Requirement:
Look through the records that follow. Copy every line containing the word "Rate".

Provided data:

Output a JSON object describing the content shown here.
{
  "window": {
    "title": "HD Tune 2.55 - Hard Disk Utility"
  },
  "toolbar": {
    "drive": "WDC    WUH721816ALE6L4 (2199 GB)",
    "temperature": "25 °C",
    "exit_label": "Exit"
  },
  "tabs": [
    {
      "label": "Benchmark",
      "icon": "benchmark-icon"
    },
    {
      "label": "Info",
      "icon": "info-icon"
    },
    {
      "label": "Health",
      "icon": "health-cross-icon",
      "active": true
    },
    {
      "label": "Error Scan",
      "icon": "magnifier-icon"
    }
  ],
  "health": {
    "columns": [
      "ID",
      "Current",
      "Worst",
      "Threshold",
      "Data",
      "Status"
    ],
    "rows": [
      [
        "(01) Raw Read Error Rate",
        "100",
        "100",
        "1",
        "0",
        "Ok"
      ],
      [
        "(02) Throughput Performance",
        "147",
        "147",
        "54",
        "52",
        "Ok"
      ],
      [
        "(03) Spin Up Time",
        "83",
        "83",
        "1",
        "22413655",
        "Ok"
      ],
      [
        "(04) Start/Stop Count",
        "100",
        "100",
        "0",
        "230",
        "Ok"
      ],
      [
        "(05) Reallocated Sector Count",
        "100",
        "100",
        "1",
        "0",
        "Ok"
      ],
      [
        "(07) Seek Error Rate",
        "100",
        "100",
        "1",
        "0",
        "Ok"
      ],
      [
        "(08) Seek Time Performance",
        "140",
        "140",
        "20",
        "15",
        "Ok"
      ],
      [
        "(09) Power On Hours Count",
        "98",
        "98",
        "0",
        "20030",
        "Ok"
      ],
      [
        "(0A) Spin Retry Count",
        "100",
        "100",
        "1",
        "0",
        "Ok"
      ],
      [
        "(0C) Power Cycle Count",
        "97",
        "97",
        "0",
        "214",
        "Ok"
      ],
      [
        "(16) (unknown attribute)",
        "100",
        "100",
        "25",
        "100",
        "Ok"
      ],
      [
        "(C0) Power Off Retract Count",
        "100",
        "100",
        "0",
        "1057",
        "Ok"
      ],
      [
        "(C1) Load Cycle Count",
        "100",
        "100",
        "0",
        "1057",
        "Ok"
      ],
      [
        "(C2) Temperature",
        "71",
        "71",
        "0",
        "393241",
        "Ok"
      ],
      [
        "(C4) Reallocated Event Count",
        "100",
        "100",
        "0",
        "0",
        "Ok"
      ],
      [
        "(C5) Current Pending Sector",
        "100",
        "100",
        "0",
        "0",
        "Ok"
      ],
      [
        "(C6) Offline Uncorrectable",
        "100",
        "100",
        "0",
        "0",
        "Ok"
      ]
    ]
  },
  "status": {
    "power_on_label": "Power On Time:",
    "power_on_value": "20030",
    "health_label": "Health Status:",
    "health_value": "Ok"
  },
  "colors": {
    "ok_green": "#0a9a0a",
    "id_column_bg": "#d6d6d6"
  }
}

Finished exercise:
        "(01) Raw Read Error Rate",
        "(07) Seek Error Rate",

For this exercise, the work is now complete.